Data records:
+++
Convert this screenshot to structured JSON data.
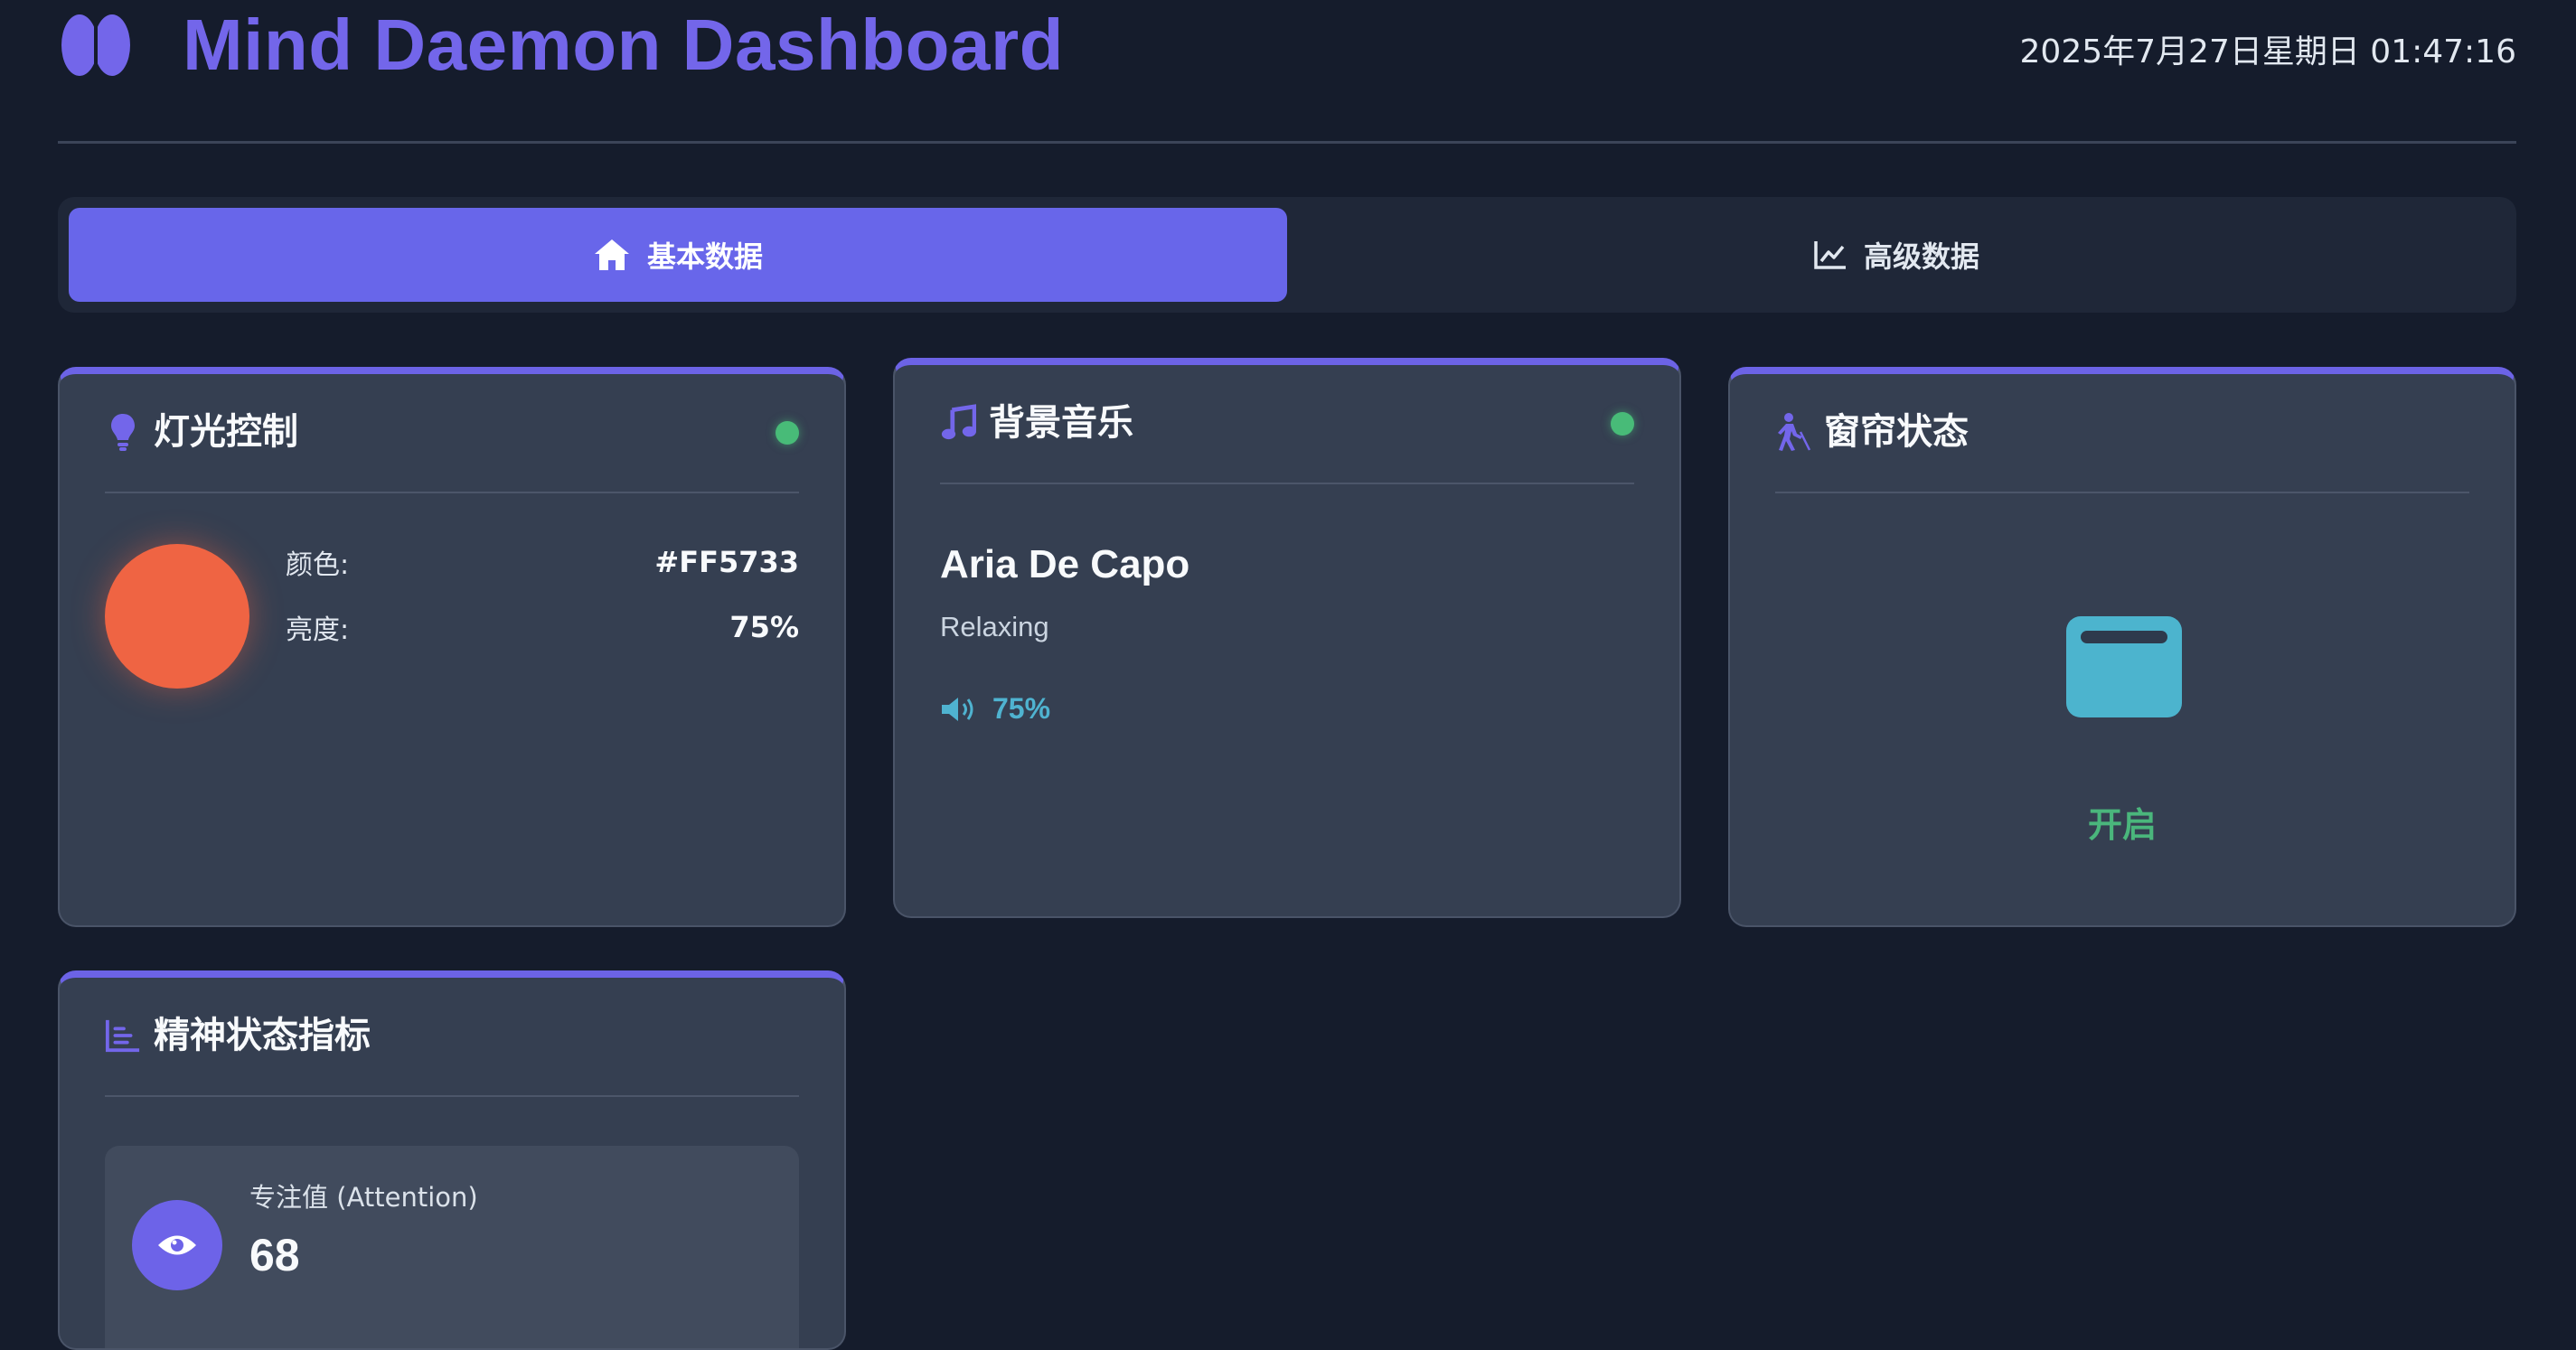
{
  "header": {
    "title": "Mind Daemon Dashboard",
    "datetime": "2025年7月27日星期日 01:47:16",
    "logo_icon": "brain-icon",
    "accent_color": "#7366ea"
  },
  "tabs": [
    {
      "label": "基本数据",
      "icon": "home-icon",
      "active": true
    },
    {
      "label": "高级数据",
      "icon": "line-chart-icon",
      "active": false
    }
  ],
  "light": {
    "title": "灯光控制",
    "icon": "lightbulb-icon",
    "status": "online",
    "color_label": "颜色:",
    "color_value": "#FF5733",
    "brightness_label": "亮度:",
    "brightness_value": "75%"
  },
  "music": {
    "title": "背景音乐",
    "icon": "music-note-icon",
    "status": "online",
    "song": "Aria De Capo",
    "genre": "Relaxing",
    "volume": "75%"
  },
  "curtain": {
    "title": "窗帘状态",
    "icon": "walking-person-icon",
    "status_text": "开启",
    "status_color": "#4ab67c"
  },
  "mental": {
    "title": "精神状态指标",
    "icon": "bar-chart-icon",
    "metrics": [
      {
        "label": "专注值 (Attention)",
        "value": "68",
        "icon": "eye-icon"
      }
    ]
  }
}
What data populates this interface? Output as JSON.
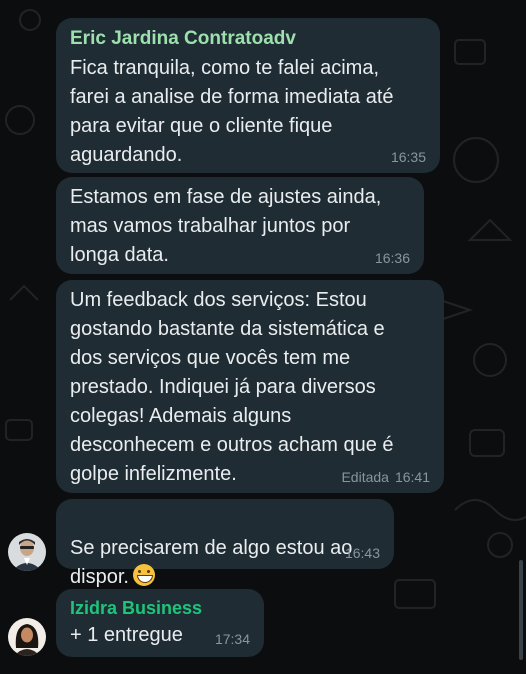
{
  "messages": [
    {
      "sender": "Eric Jardina Contratoadv",
      "sender_color": "#9de0ad",
      "text": "Fica tranquila, como te falei acima,\nfarei a analise de forma imediata até\npara evitar que o cliente fique\naguardando.",
      "time": "16:35"
    },
    {
      "text": "Estamos em fase de ajustes ainda,\nmas vamos trabalhar juntos por\nlonga data.",
      "time": "16:36"
    },
    {
      "text": "Um feedback dos serviços: Estou\ngostando bastante da sistemática e\ndos serviços que vocês tem me\nprestado. Indiquei já para diversos\ncolegas! Ademais alguns\ndesconhecem e outros acham que é\ngolpe infelizmente.",
      "edited_label": "Editada",
      "time": "16:41"
    },
    {
      "text": "Se precisarem de algo estou ao\ndispor.",
      "emoji": "grinning-face-emoji",
      "time": "16:43"
    },
    {
      "sender": "Izidra Business",
      "sender_color": "#1fc47a",
      "text": "+ 1 entregue",
      "time": "17:34"
    }
  ],
  "colors": {
    "background": "#0b0d0f",
    "bubble": "#202c33",
    "text": "#e9edef",
    "meta": "#8696a0"
  }
}
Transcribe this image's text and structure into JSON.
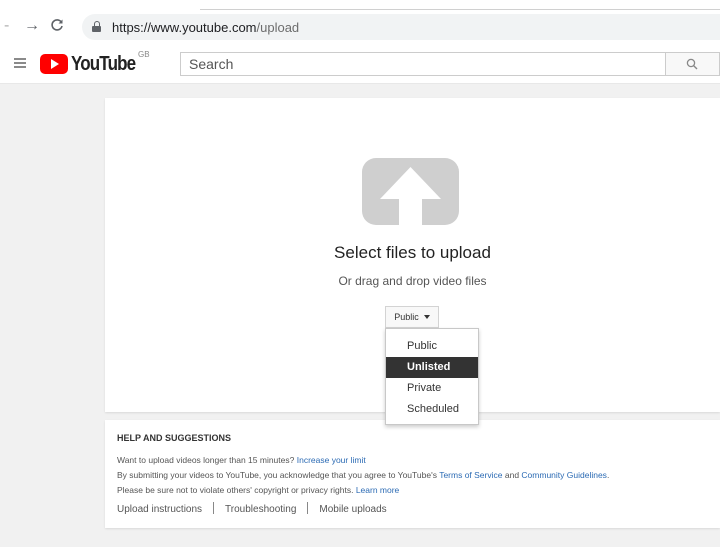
{
  "browser": {
    "url_host": "https://www.youtube.com",
    "url_path": "/upload"
  },
  "header": {
    "logo_text": "YouTube",
    "region": "GB",
    "search_placeholder": "Search"
  },
  "upload": {
    "title": "Select files to upload",
    "subtitle": "Or drag and drop video files",
    "privacy_value": "Public",
    "privacy_options": [
      "Public",
      "Unlisted",
      "Private",
      "Scheduled"
    ],
    "highlighted_option": "Unlisted"
  },
  "help": {
    "title": "HELP AND SUGGESTIONS",
    "line1_text": "Want to upload videos longer than 15 minutes?",
    "line1_link": "Increase your limit",
    "line2_text": "By submitting your videos to YouTube, you acknowledge that you agree to YouTube's",
    "line2_link1": "Terms of Service",
    "line2_and": "and",
    "line2_link2": "Community Guidelines",
    "line2_end": ".",
    "line3_text": "Please be sure not to violate others' copyright or privacy rights.",
    "line3_link": "Learn more",
    "links": [
      "Upload instructions",
      "Troubleshooting",
      "Mobile uploads"
    ]
  },
  "colors": {
    "brand_red": "#ff0000",
    "link_blue": "#2c6bb4",
    "selected_bg": "#333333"
  }
}
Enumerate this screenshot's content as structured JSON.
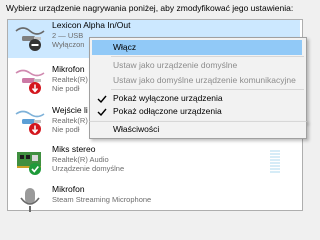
{
  "instruction_text": "Wybierz urządzenie nagrywania poniżej, aby zmodyfikować jego ustawienia:",
  "devices": [
    {
      "name": "Lexicon Alpha In/Out",
      "line1": "2 — USB",
      "line2": "Wyłączon",
      "icon": "audio-jack-icon",
      "status": "disabled",
      "selected": true
    },
    {
      "name": "Mikrofon",
      "line1": "Realtek(R)",
      "line2": "Nie podł",
      "icon": "audio-jack-icon",
      "status": "unplugged"
    },
    {
      "name": "Wejście li",
      "line1": "Realtek(R)",
      "line2": "Nie podł",
      "icon": "audio-jack-icon",
      "status": "unplugged"
    },
    {
      "name": "Miks stereo",
      "line1": "Realtek(R) Audio",
      "line2": "Urządzenie domyślne",
      "icon": "sound-card-icon",
      "status": "default",
      "level": 0
    },
    {
      "name": "Mikrofon",
      "line1": "Steam Streaming Microphone",
      "line2": "",
      "icon": "microphone-icon",
      "status": "none"
    }
  ],
  "context_menu": {
    "items": [
      {
        "label": "Włącz",
        "state": "hover"
      },
      {
        "label": "Ustaw jako urządzenie domyślne",
        "state": "disabled"
      },
      {
        "label": "Ustaw jako domyślne urządzenie komunikacyjne",
        "state": "disabled"
      },
      {
        "label": "Pokaż wyłączone urządzenia",
        "state": "checked"
      },
      {
        "label": "Pokaż odłączone urządzenia",
        "state": "checked"
      },
      {
        "label": "Właściwości",
        "state": "normal"
      }
    ]
  },
  "colors": {
    "selection": "#cce8ff",
    "menu_hover": "#91c9f7",
    "status_disabled": "#333333",
    "status_unplugged": "#d4161d",
    "status_default": "#1f9a3a",
    "level_meter": "#d6ecf7"
  }
}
+++
Exercise instructions: Scan the records above, count the lines with "your" in them, and give only the number.

Result of this task: 2